#### WORK TO BE COMPLETED:
Go through the data below. List every line that holds the word "background".

--- BEGIN RECORDS SHOWN ---

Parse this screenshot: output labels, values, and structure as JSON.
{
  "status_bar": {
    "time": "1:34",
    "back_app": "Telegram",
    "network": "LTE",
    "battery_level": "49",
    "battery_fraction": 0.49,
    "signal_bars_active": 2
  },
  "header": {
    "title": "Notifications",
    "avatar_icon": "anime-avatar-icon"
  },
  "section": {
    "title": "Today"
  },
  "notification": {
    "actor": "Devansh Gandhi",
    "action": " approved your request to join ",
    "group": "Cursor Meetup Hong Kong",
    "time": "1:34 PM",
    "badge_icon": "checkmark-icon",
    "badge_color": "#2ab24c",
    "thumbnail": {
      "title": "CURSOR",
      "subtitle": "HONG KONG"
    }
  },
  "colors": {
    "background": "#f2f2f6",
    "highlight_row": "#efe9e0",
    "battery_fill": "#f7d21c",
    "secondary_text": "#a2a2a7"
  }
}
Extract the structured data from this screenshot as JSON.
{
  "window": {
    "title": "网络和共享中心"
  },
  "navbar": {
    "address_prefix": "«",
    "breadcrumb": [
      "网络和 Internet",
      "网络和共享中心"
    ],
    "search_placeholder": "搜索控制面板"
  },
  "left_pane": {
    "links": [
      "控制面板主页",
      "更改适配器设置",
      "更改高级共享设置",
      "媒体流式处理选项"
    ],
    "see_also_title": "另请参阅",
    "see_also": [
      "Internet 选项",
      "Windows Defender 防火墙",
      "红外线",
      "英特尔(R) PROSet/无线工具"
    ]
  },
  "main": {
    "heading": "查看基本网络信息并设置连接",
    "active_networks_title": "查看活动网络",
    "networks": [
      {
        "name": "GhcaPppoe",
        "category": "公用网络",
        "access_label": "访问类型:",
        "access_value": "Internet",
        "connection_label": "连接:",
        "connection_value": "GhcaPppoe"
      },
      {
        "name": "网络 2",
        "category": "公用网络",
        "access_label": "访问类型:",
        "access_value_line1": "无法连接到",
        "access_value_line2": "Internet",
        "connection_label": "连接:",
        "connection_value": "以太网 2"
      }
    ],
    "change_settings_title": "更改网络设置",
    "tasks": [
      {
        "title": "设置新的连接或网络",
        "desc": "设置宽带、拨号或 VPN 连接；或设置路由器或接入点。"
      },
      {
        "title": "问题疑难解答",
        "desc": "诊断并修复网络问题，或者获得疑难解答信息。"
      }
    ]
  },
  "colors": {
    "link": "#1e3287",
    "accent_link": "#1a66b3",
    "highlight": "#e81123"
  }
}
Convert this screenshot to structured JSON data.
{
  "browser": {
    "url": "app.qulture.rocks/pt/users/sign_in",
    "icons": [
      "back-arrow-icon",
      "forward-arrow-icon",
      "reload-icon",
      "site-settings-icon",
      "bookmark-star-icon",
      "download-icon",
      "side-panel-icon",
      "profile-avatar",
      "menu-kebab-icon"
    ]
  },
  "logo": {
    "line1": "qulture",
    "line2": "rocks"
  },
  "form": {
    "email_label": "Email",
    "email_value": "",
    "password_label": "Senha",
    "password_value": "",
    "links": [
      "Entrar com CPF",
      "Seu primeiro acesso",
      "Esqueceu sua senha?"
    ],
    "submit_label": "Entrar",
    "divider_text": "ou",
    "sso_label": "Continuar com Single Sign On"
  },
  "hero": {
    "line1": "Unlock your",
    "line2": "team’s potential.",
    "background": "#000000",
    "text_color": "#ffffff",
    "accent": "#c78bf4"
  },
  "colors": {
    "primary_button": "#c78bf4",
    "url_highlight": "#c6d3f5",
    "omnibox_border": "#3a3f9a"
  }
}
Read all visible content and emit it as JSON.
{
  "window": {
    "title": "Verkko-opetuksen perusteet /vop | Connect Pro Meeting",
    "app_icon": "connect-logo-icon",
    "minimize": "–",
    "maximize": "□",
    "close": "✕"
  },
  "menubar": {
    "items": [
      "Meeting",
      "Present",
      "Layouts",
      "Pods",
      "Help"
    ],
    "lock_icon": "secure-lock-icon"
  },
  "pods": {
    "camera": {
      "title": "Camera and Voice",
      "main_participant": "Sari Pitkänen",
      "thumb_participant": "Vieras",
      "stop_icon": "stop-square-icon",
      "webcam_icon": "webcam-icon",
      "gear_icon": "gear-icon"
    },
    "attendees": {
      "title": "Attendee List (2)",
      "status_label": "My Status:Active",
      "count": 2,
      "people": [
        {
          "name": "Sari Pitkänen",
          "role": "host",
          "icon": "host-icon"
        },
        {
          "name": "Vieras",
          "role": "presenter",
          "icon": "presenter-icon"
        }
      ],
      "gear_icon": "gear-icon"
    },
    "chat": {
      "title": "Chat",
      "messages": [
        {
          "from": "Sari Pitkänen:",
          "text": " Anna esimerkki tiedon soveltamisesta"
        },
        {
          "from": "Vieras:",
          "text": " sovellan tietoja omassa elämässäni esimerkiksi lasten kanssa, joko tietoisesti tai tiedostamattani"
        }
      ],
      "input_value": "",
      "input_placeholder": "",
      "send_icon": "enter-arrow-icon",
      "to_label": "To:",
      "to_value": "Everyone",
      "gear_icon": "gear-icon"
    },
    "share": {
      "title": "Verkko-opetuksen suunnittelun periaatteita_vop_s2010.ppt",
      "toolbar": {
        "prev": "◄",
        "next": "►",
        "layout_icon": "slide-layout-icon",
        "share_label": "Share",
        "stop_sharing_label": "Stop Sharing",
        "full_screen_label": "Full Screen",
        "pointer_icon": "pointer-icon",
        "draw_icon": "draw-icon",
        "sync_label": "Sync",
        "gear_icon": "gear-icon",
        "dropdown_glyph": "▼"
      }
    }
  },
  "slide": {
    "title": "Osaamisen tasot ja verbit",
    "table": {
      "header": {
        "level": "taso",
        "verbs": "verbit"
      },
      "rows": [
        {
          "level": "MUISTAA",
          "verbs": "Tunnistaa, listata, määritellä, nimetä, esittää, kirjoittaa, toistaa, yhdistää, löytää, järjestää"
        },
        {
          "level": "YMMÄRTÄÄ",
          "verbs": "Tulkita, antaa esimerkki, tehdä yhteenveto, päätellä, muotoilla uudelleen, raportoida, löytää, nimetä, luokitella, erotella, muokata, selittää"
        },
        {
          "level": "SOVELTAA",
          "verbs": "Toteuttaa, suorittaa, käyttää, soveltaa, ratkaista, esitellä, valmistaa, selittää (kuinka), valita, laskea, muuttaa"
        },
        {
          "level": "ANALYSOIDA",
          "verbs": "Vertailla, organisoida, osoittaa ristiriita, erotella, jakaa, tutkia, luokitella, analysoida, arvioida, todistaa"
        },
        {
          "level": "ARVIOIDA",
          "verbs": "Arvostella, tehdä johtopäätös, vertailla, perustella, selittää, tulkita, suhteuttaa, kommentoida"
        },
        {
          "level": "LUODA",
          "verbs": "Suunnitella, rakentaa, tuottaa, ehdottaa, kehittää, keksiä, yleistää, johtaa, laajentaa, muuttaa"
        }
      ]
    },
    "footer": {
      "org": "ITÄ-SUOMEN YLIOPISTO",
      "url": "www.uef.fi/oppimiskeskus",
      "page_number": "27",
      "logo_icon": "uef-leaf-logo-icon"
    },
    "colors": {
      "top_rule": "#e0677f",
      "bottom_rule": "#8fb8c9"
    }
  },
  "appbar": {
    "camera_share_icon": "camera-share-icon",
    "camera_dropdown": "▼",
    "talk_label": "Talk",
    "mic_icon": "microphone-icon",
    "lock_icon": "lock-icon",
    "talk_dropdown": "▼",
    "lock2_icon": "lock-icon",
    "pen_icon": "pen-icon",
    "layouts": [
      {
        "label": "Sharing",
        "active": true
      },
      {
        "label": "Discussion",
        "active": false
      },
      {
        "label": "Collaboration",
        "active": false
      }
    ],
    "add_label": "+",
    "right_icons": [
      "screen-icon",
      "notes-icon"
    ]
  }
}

--- END RECORDS SHOWN ---

#### RESPONSE FOR THIS EXERCISE:
    "background": "#f2f2f6",
    "background": "#000000",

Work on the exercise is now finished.